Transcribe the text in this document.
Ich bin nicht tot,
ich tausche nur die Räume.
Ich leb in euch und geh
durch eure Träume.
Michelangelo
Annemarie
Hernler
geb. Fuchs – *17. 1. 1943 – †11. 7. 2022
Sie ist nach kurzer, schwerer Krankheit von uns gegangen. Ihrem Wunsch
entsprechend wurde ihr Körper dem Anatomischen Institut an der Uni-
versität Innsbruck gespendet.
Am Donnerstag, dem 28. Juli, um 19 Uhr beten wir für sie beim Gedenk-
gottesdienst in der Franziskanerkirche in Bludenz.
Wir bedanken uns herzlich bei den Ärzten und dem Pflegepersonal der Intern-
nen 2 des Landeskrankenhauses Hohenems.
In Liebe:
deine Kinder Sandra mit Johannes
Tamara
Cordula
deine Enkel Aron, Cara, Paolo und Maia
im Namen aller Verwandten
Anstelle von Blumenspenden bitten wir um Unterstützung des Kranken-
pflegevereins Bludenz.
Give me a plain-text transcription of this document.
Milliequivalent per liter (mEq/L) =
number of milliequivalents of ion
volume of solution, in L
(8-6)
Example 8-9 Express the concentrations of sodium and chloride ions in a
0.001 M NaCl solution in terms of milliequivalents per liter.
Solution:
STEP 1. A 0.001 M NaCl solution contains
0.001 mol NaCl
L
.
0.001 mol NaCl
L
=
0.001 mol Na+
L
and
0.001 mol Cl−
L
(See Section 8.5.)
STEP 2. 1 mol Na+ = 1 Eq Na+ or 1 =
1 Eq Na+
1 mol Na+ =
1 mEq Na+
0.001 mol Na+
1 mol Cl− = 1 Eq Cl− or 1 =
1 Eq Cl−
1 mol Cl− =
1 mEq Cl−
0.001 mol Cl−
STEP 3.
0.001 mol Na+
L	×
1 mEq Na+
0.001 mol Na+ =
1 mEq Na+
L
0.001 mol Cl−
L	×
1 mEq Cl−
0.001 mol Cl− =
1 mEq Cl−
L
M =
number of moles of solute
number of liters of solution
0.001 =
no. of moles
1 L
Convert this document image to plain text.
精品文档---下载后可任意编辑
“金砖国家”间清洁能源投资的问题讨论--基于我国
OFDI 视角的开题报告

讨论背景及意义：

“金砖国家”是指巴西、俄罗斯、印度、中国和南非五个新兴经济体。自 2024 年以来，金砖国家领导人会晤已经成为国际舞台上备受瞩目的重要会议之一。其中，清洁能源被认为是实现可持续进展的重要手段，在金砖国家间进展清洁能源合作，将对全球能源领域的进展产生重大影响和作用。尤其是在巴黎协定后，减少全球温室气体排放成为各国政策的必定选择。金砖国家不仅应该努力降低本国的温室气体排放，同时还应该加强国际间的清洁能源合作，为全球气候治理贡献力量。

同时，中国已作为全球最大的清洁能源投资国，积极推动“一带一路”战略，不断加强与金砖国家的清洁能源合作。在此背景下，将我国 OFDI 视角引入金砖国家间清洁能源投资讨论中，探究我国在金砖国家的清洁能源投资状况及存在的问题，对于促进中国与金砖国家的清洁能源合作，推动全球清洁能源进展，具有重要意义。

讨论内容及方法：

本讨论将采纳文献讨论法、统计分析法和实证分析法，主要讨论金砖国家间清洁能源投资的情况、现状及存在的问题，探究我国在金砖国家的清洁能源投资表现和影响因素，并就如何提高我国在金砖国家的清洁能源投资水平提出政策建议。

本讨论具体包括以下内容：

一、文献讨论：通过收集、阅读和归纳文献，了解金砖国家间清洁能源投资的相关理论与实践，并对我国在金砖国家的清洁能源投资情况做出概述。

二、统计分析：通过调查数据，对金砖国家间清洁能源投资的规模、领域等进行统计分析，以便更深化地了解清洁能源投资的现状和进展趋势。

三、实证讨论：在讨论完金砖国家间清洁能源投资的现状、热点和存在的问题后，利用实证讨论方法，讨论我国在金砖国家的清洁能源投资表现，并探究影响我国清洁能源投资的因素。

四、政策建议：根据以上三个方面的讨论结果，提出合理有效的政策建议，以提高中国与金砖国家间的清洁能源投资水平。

#### [TASK REQUIREMENTS]
Repeat every line of the records above exactly.

#### [WRITTEN SOLUTION]
Transcribe the text in this document.
Ich bin nicht tot,
ich tausche nur die Räume.
Ich leb in euch und geh
durch eure Träume.
Michelangelo
Annemarie
Hernler
geb. Fuchs – *17. 1. 1943 – †11. 7. 2022
Sie ist nach kurzer, schwerer Krankheit von uns gegangen. Ihrem Wunsch
entsprechend wurde ihr Körper dem Anatomischen Institut an der Uni-
versität Innsbruck gespendet.
Am Donnerstag, dem 28. Juli, um 19 Uhr beten wir für sie beim Gedenk-
gottesdienst in der Franziskanerkirche in Bludenz.
Wir bedanken uns herzlich bei den Ärzten und dem Pflegepersonal der Intern-
nen 2 des Landeskrankenhauses Hohenems.
In Liebe:
deine Kinder Sandra mit Johannes
Tamara
Cordula
deine Enkel Aron, Cara, Paolo und Maia
im Namen aller Verwandten
Anstelle von Blumenspenden bitten wir um Unterstützung des Kranken-
pflegevereins Bludenz.
Give me a plain-text transcription of this document.
Milliequivalent per liter (mEq/L) =
number of milliequivalents of ion
volume of solution, in L
(8-6)
Example 8-9 Express the concentrations of sodium and chloride ions in a
0.001 M NaCl solution in terms of milliequivalents per liter.
Solution:
STEP 1. A 0.001 M NaCl solution contains
0.001 mol NaCl
L
.
0.001 mol NaCl
L
=
0.001 mol Na+
L
and
0.001 mol Cl−
L
(See Section 8.5.)
STEP 2. 1 mol Na+ = 1 Eq Na+ or 1 =
1 Eq Na+
1 mol Na+ =
1 mEq Na+
0.001 mol Na+
1 mol Cl− = 1 Eq Cl− or 1 =
1 Eq Cl−
1 mol Cl− =
1 mEq Cl−
0.001 mol Cl−
STEP 3.
0.001 mol Na+
L	×
1 mEq Na+
0.001 mol Na+ =
1 mEq Na+
L
0.001 mol Cl−
L	×
1 mEq Cl−
0.001 mol Cl− =
1 mEq Cl−
L
M =
number of moles of solute
number of liters of solution
0.001 =
no. of moles
1 L
Convert this document image to plain text.
精品文档---下载后可任意编辑
“金砖国家”间清洁能源投资的问题讨论--基于我国
OFDI 视角的开题报告

讨论背景及意义：

“金砖国家”是指巴西、俄罗斯、印度、中国和南非五个新兴经济体。自 2024 年以来，金砖国家领导人会晤已经成为国际舞台上备受瞩目的重要会议之一。其中，清洁能源被认为是实现可持续进展的重要手段，在金砖国家间进展清洁能源合作，将对全球能源领域的进展产生重大影响和作用。尤其是在巴黎协定后，减少全球温室气体排放成为各国政策的必定选择。金砖国家不仅应该努力降低本国的温室气体排放，同时还应该加强国际间的清洁能源合作，为全球气候治理贡献力量。

同时，中国已作为全球最大的清洁能源投资国，积极推动“一带一路”战略，不断加强与金砖国家的清洁能源合作。在此背景下，将我国 OFDI 视角引入金砖国家间清洁能源投资讨论中，探究我国在金砖国家的清洁能源投资状况及存在的问题，对于促进中国与金砖国家的清洁能源合作，推动全球清洁能源进展，具有重要意义。

讨论内容及方法：

本讨论将采纳文献讨论法、统计分析法和实证分析法，主要讨论金砖国家间清洁能源投资的情况、现状及存在的问题，探究我国在金砖国家的清洁能源投资表现和影响因素，并就如何提高我国在金砖国家的清洁能源投资水平提出政策建议。

本讨论具体包括以下内容：

一、文献讨论：通过收集、阅读和归纳文献，了解金砖国家间清洁能源投资的相关理论与实践，并对我国在金砖国家的清洁能源投资情况做出概述。

二、统计分析：通过调查数据，对金砖国家间清洁能源投资的规模、领域等进行统计分析，以便更深化地了解清洁能源投资的现状和进展趋势。

三、实证讨论：在讨论完金砖国家间清洁能源投资的现状、热点和存在的问题后，利用实证讨论方法，讨论我国在金砖国家的清洁能源投资表现，并探究影响我国清洁能源投资的因素。

四、政策建议：根据以上三个方面的讨论结果，提出合理有效的政策建议，以提高中国与金砖国家间的清洁能源投资水平。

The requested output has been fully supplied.